>> begin

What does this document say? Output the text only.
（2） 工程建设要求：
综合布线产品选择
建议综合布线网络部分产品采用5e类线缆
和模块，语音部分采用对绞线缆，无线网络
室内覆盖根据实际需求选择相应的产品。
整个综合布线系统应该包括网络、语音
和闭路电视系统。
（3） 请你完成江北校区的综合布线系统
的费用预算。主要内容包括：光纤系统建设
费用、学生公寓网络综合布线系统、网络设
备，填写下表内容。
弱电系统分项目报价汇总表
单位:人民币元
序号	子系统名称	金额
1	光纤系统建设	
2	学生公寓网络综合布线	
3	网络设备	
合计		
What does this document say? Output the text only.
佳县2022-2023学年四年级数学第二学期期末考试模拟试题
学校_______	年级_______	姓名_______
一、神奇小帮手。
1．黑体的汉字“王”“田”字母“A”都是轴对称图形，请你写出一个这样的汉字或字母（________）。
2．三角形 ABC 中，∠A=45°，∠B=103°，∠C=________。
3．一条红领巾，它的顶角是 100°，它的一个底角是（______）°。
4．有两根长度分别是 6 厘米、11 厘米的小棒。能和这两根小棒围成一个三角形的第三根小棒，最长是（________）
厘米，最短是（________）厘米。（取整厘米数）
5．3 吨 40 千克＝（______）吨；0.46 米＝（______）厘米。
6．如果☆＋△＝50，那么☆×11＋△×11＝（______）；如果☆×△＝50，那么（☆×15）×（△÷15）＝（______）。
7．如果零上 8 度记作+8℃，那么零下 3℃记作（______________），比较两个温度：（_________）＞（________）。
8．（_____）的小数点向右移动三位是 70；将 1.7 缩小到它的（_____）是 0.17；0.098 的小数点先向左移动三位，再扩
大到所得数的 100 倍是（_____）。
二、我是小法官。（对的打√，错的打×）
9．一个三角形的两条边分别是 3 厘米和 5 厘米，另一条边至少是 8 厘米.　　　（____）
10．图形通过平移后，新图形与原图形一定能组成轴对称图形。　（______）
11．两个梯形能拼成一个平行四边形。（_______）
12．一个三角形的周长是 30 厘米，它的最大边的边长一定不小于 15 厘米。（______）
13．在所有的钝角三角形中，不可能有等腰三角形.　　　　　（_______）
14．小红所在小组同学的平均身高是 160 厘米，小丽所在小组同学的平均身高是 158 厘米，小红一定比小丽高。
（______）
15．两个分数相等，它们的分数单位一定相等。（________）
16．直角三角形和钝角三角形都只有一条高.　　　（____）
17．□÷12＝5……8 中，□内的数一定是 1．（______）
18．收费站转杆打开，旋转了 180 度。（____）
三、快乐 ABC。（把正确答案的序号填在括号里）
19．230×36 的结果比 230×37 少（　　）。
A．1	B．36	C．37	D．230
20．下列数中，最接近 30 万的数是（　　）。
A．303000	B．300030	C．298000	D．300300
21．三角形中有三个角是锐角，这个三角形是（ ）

>> end

Task statement:
Extract the listing in its entirety and repeat it exactly.

Exercise answer:
What does this document say? Output the text only.
（2） 工程建设要求：
综合布线产品选择
建议综合布线网络部分产品采用5e类线缆
和模块，语音部分采用对绞线缆，无线网络
室内覆盖根据实际需求选择相应的产品。
整个综合布线系统应该包括网络、语音
和闭路电视系统。
（3） 请你完成江北校区的综合布线系统
的费用预算。主要内容包括：光纤系统建设
费用、学生公寓网络综合布线系统、网络设
备，填写下表内容。
弱电系统分项目报价汇总表
单位:人民币元
序号	子系统名称	金额
1	光纤系统建设	
2	学生公寓网络综合布线	
3	网络设备	
合计		
What does this document say? Output the text only.
佳县2022-2023学年四年级数学第二学期期末考试模拟试题
学校_______	年级_______	姓名_______
一、神奇小帮手。
1．黑体的汉字“王”“田”字母“A”都是轴对称图形，请你写出一个这样的汉字或字母（________）。
2．三角形 ABC 中，∠A=45°，∠B=103°，∠C=________。
3．一条红领巾，它的顶角是 100°，它的一个底角是（______）°。
4．有两根长度分别是 6 厘米、11 厘米的小棒。能和这两根小棒围成一个三角形的第三根小棒，最长是（________）
厘米，最短是（________）厘米。（取整厘米数）
5．3 吨 40 千克＝（______）吨；0.46 米＝（______）厘米。
6．如果☆＋△＝50，那么☆×11＋△×11＝（______）；如果☆×△＝50，那么（☆×15）×（△÷15）＝（______）。
7．如果零上 8 度记作+8℃，那么零下 3℃记作（______________），比较两个温度：（_________）＞（________）。
8．（_____）的小数点向右移动三位是 70；将 1.7 缩小到它的（_____）是 0.17；0.098 的小数点先向左移动三位，再扩
大到所得数的 100 倍是（_____）。
二、我是小法官。（对的打√，错的打×）
9．一个三角形的两条边分别是 3 厘米和 5 厘米，另一条边至少是 8 厘米.　　　（____）
10．图形通过平移后，新图形与原图形一定能组成轴对称图形。　（______）
11．两个梯形能拼成一个平行四边形。（_______）
12．一个三角形的周长是 30 厘米，它的最大边的边长一定不小于 15 厘米。（______）
13．在所有的钝角三角形中，不可能有等腰三角形.　　　　　（_______）
14．小红所在小组同学的平均身高是 160 厘米，小丽所在小组同学的平均身高是 158 厘米，小红一定比小丽高。
（______）
15．两个分数相等，它们的分数单位一定相等。（________）
16．直角三角形和钝角三角形都只有一条高.　　　（____）
17．□÷12＝5……8 中，□内的数一定是 1．（______）
18．收费站转杆打开，旋转了 180 度。（____）
三、快乐 ABC。（把正确答案的序号填在括号里）
19．230×36 的结果比 230×37 少（　　）。
A．1	B．36	C．37	D．230
20．下列数中，最接近 30 万的数是（　　）。
A．303000	B．300030	C．298000	D．300300
21．三角形中有三个角是锐角，这个三角形是（ ）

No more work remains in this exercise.